• What you will do: Each line containing the word "exceed" needs to be copied.

───── Supplied records ─────

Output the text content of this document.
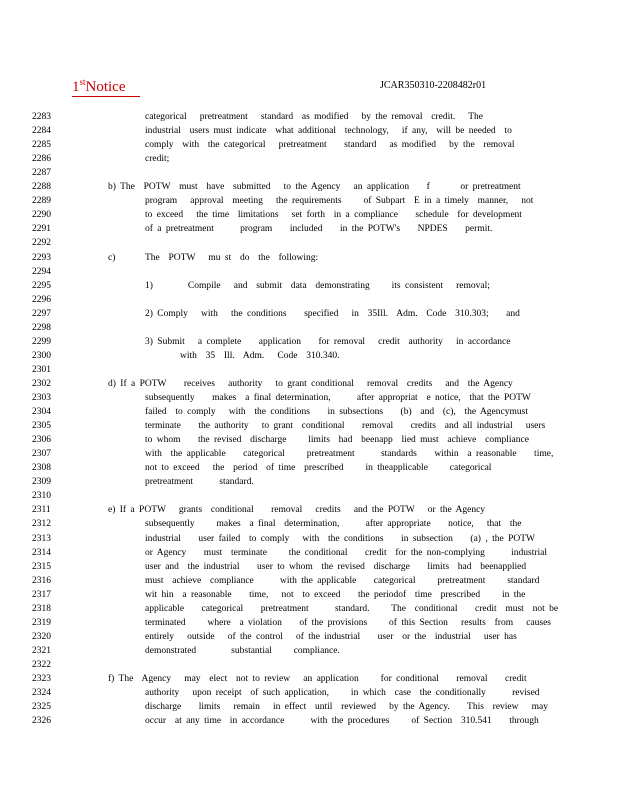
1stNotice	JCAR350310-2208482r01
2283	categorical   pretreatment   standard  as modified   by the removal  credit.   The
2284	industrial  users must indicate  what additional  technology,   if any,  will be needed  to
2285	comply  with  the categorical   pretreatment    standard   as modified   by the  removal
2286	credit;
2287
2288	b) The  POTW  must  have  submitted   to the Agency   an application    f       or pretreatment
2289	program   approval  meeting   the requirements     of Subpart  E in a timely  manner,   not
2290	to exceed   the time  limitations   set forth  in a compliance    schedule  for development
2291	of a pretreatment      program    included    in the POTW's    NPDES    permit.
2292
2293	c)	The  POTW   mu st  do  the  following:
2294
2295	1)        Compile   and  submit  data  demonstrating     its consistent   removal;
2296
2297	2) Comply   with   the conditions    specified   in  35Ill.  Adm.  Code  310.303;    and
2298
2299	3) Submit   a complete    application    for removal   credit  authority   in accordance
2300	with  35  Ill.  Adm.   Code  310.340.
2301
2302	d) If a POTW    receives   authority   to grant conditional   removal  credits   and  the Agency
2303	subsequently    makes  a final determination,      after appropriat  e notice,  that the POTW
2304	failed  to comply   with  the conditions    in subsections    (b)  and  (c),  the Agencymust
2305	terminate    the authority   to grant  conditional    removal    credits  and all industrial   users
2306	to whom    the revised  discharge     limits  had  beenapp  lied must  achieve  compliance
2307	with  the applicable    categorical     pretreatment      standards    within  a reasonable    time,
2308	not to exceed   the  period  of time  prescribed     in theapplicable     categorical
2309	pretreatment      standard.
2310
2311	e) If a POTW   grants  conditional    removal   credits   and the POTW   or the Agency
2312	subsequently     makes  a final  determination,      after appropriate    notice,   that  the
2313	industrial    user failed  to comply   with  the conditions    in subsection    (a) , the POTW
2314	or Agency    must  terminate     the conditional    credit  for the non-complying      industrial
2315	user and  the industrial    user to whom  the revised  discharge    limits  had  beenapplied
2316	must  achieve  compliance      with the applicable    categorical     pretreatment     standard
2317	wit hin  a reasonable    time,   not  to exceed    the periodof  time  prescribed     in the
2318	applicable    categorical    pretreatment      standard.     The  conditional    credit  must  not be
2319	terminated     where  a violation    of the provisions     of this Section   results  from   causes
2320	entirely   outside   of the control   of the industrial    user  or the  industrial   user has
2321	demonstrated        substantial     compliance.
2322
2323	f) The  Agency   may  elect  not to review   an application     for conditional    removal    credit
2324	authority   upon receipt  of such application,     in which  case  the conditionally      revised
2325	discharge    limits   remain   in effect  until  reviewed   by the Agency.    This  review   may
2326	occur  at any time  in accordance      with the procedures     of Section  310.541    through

─────
───── Supplied records ─────

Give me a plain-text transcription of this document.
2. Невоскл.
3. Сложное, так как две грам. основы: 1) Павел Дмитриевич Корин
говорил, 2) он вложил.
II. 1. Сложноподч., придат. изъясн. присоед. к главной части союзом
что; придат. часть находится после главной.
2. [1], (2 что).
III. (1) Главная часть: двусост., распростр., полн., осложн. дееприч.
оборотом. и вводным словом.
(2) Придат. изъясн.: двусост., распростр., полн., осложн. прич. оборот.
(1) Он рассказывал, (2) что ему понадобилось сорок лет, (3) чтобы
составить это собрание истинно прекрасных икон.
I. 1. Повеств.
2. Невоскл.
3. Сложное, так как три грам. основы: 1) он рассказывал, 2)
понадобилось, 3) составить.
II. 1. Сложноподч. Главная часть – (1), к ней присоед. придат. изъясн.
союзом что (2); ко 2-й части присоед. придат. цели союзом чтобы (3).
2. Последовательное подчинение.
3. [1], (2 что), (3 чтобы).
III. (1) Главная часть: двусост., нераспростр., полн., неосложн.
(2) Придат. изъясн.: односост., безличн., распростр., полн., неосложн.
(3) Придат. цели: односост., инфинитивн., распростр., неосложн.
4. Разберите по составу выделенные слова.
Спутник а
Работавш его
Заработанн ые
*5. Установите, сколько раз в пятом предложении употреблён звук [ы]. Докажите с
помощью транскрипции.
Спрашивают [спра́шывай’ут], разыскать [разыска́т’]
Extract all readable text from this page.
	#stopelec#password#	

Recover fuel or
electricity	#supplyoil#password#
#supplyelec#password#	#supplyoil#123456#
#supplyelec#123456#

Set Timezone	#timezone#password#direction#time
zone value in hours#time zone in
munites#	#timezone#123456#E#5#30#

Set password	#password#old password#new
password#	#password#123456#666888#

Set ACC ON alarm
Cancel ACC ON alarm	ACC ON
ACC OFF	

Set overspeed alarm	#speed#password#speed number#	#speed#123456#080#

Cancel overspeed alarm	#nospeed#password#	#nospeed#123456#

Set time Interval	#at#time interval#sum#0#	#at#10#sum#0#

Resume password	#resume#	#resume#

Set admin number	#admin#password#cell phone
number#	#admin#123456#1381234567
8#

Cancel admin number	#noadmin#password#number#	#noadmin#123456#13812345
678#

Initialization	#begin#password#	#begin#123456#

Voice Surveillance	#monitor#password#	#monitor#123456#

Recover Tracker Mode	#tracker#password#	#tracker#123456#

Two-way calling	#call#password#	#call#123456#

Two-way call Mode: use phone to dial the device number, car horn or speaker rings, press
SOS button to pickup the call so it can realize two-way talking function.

─────
───── Supplied records ─────

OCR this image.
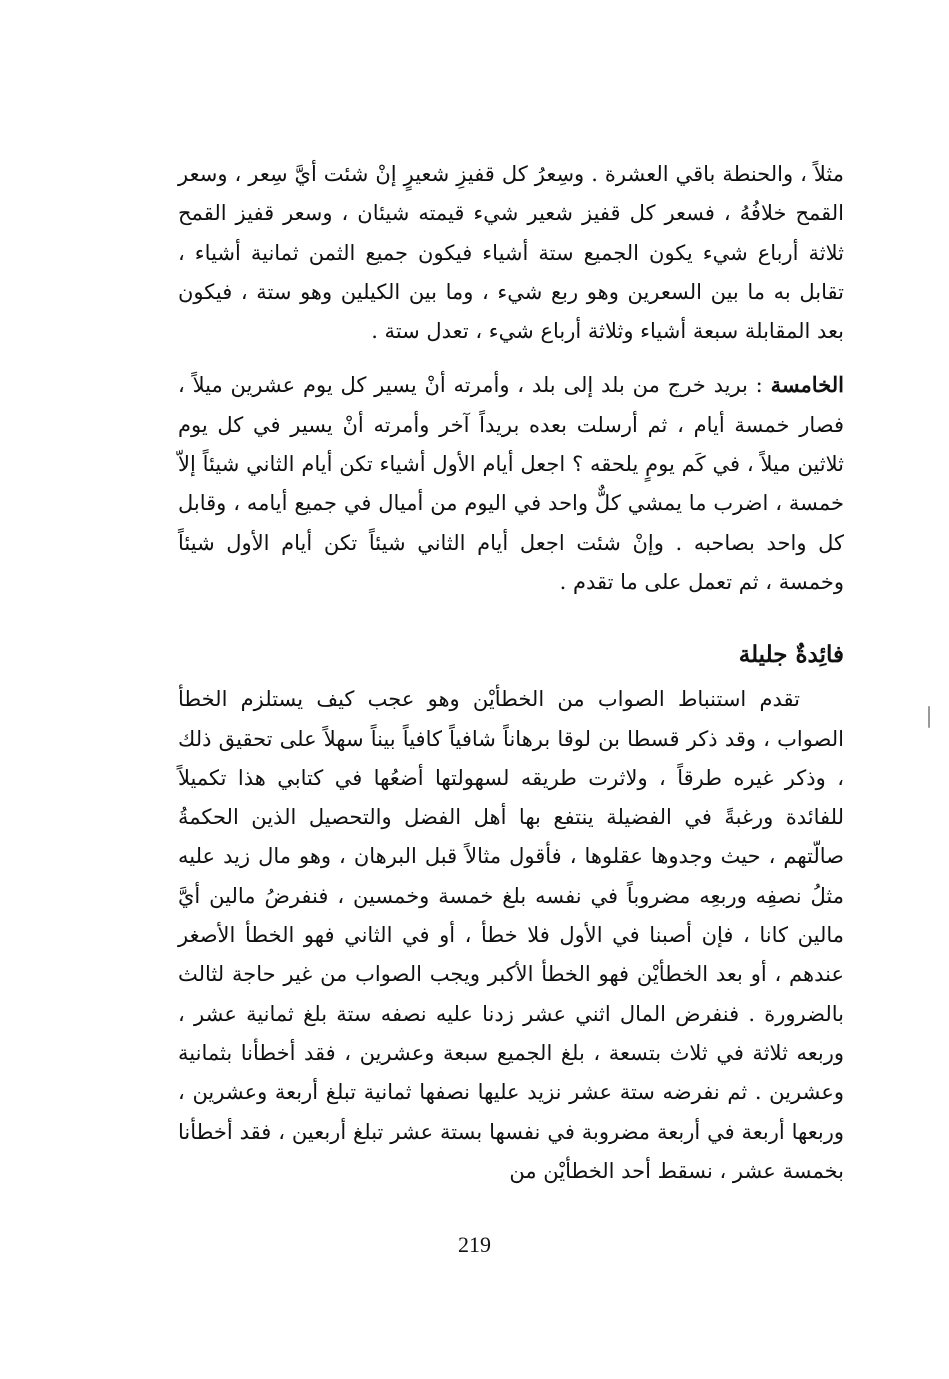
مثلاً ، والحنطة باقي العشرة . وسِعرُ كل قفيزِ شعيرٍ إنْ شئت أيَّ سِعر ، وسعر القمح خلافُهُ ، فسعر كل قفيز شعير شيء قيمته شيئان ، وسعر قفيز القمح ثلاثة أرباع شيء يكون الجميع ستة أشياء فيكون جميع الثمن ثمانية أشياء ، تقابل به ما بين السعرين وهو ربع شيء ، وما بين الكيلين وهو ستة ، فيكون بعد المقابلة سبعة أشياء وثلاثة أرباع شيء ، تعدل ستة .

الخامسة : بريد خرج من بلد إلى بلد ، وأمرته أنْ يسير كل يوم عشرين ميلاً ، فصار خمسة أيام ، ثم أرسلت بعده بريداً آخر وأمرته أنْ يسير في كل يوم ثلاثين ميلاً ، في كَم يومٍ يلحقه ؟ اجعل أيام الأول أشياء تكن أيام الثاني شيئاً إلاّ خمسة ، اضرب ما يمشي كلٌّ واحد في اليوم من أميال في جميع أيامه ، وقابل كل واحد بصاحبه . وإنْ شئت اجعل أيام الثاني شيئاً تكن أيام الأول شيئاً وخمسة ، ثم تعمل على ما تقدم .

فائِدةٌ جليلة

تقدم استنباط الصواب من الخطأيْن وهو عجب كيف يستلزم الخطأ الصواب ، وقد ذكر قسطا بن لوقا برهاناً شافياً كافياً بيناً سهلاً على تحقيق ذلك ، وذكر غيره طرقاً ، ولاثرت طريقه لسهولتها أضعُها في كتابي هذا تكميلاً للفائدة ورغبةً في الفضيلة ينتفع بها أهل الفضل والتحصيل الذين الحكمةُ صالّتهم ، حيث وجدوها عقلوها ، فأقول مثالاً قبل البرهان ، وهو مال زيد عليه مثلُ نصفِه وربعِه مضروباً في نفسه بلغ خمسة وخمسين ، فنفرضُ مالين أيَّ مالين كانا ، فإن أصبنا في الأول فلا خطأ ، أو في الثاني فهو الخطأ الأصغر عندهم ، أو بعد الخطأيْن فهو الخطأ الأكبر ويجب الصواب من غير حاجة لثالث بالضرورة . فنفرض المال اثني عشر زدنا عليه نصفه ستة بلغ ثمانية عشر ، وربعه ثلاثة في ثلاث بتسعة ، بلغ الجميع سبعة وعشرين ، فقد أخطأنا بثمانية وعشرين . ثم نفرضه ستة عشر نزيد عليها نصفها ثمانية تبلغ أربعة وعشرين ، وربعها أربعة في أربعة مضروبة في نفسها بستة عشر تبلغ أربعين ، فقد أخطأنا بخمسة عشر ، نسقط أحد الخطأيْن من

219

─────

• Task output:
2290	to exceed   the time  limitations   set forth  in a compliance    schedule  for development
2308	not to exceed   the  period  of time  prescribed     in theapplicable     categorical
2317	wit hin  a reasonable    time,   not  to exceed    the periodof  time  prescribed     in the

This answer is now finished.